### Dataset excerpts
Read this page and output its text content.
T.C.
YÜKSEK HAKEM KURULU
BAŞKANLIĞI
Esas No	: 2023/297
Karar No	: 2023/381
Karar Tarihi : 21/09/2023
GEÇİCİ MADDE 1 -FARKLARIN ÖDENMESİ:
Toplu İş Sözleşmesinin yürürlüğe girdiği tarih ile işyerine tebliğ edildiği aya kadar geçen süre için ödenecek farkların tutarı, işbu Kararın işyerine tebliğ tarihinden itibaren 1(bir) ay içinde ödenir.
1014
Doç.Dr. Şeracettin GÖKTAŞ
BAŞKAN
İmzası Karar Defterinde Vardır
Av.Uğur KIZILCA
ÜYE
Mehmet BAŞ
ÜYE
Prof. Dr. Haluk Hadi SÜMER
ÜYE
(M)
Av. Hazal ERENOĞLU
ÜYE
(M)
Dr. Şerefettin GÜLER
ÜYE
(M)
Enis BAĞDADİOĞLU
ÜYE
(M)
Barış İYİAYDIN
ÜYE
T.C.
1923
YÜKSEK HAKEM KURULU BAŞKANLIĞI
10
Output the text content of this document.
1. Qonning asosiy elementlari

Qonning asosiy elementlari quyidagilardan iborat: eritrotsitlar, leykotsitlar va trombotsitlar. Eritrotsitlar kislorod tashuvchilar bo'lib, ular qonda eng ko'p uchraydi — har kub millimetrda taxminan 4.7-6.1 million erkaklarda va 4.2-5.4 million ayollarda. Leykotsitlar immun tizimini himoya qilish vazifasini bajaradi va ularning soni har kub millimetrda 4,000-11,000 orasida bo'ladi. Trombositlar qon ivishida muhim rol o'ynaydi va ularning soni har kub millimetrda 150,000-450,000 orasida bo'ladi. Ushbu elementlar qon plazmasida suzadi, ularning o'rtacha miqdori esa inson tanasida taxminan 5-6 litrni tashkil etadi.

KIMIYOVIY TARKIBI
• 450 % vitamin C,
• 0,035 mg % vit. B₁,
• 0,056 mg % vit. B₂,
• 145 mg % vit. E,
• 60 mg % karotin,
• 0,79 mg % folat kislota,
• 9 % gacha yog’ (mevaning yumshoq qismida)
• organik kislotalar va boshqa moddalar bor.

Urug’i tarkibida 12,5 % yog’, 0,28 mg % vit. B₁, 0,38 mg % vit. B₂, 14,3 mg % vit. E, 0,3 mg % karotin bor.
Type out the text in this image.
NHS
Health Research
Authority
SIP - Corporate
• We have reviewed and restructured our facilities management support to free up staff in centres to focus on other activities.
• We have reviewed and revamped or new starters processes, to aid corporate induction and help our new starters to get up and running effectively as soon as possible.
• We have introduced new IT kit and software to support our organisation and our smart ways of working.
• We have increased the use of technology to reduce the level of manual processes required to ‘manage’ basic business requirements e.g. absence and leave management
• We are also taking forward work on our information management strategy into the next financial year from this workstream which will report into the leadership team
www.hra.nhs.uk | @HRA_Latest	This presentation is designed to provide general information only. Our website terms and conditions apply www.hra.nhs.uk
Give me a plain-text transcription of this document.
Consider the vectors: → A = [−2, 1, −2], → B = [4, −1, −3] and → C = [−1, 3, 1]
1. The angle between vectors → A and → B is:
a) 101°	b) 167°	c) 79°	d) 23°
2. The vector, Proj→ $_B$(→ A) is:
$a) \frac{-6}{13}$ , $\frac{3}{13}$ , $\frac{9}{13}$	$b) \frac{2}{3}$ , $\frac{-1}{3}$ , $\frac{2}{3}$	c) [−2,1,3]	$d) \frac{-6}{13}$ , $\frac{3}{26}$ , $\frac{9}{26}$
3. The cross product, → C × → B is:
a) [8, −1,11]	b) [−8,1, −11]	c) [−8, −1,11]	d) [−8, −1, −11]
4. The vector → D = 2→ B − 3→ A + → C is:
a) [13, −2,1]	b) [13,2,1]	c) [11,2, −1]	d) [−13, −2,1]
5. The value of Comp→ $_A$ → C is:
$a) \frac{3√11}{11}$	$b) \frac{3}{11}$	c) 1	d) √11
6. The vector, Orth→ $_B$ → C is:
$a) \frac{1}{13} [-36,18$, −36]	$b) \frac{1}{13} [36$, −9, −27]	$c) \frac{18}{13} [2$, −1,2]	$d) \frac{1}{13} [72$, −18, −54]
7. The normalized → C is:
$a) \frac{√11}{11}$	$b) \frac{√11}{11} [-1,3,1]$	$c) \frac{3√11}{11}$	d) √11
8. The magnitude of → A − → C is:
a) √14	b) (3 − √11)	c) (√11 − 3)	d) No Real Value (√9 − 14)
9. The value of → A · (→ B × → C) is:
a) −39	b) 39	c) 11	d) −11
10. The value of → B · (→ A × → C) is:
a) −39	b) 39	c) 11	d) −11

### Stated problem
Print out the whole listing exactly as it appears.

### Exercise answer
Read this page and output its text content.
T.C.
YÜKSEK HAKEM KURULU
BAŞKANLIĞI
Esas No	: 2023/297
Karar No	: 2023/381
Karar Tarihi : 21/09/2023
GEÇİCİ MADDE 1 -FARKLARIN ÖDENMESİ:
Toplu İş Sözleşmesinin yürürlüğe girdiği tarih ile işyerine tebliğ edildiği aya kadar geçen süre için ödenecek farkların tutarı, işbu Kararın işyerine tebliğ tarihinden itibaren 1(bir) ay içinde ödenir.
1014
Doç.Dr. Şeracettin GÖKTAŞ
BAŞKAN
İmzası Karar Defterinde Vardır
Av.Uğur KIZILCA
ÜYE
Mehmet BAŞ
ÜYE
Prof. Dr. Haluk Hadi SÜMER
ÜYE
(M)
Av. Hazal ERENOĞLU
ÜYE
(M)
Dr. Şerefettin GÜLER
ÜYE
(M)
Enis BAĞDADİOĞLU
ÜYE
(M)
Barış İYİAYDIN
ÜYE
T.C.
1923
YÜKSEK HAKEM KURULU BAŞKANLIĞI
10
Output the text content of this document.
1. Qonning asosiy elementlari

Qonning asosiy elementlari quyidagilardan iborat: eritrotsitlar, leykotsitlar va trombotsitlar. Eritrotsitlar kislorod tashuvchilar bo'lib, ular qonda eng ko'p uchraydi — har kub millimetrda taxminan 4.7-6.1 million erkaklarda va 4.2-5.4 million ayollarda. Leykotsitlar immun tizimini himoya qilish vazifasini bajaradi va ularning soni har kub millimetrda 4,000-11,000 orasida bo'ladi. Trombositlar qon ivishida muhim rol o'ynaydi va ularning soni har kub millimetrda 150,000-450,000 orasida bo'ladi. Ushbu elementlar qon plazmasida suzadi, ularning o'rtacha miqdori esa inson tanasida taxminan 5-6 litrni tashkil etadi.

KIMIYOVIY TARKIBI
• 450 % vitamin C,
• 0,035 mg % vit. B₁,
• 0,056 mg % vit. B₂,
• 145 mg % vit. E,
• 60 mg % karotin,
• 0,79 mg % folat kislota,
• 9 % gacha yog’ (mevaning yumshoq qismida)
• organik kislotalar va boshqa moddalar bor.

Urug’i tarkibida 12,5 % yog’, 0,28 mg % vit. B₁, 0,38 mg % vit. B₂, 14,3 mg % vit. E, 0,3 mg % karotin bor.
Type out the text in this image.
NHS
Health Research
Authority
SIP - Corporate
• We have reviewed and restructured our facilities management support to free up staff in centres to focus on other activities.
• We have reviewed and revamped or new starters processes, to aid corporate induction and help our new starters to get up and running effectively as soon as possible.
• We have introduced new IT kit and software to support our organisation and our smart ways of working.
• We have increased the use of technology to reduce the level of manual processes required to ‘manage’ basic business requirements e.g. absence and leave management
• We are also taking forward work on our information management strategy into the next financial year from this workstream which will report into the leadership team
www.hra.nhs.uk | @HRA_Latest	This presentation is designed to provide general information only. Our website terms and conditions apply www.hra.nhs.uk
Give me a plain-text transcription of this document.
Consider the vectors: → A = [−2, 1, −2], → B = [4, −1, −3] and → C = [−1, 3, 1]
1. The angle between vectors → A and → B is:
a) 101°	b) 167°	c) 79°	d) 23°
2. The vector, Proj→ $_B$(→ A) is:
$a) \frac{-6}{13}$ , $\frac{3}{13}$ , $\frac{9}{13}$	$b) \frac{2}{3}$ , $\frac{-1}{3}$ , $\frac{2}{3}$	c) [−2,1,3]	$d) \frac{-6}{13}$ , $\frac{3}{26}$ , $\frac{9}{26}$
3. The cross product, → C × → B is:
a) [8, −1,11]	b) [−8,1, −11]	c) [−8, −1,11]	d) [−8, −1, −11]
4. The vector → D = 2→ B − 3→ A + → C is:
a) [13, −2,1]	b) [13,2,1]	c) [11,2, −1]	d) [−13, −2,1]
5. The value of Comp→ $_A$ → C is:
$a) \frac{3√11}{11}$	$b) \frac{3}{11}$	c) 1	d) √11
6. The vector, Orth→ $_B$ → C is:
$a) \frac{1}{13} [-36,18$, −36]	$b) \frac{1}{13} [36$, −9, −27]	$c) \frac{18}{13} [2$, −1,2]	$d) \frac{1}{13} [72$, −18, −54]
7. The normalized → C is:
$a) \frac{√11}{11}$	$b) \frac{√11}{11} [-1,3,1]$	$c) \frac{3√11}{11}$	d) √11
8. The magnitude of → A − → C is:
a) √14	b) (3 − √11)	c) (√11 − 3)	d) No Real Value (√9 − 14)
9. The value of → A · (→ B × → C) is:
a) −39	b) 39	c) 11	d) −11
10. The value of → B · (→ A × → C) is:
a) −39	b) 39	c) 11	d) −11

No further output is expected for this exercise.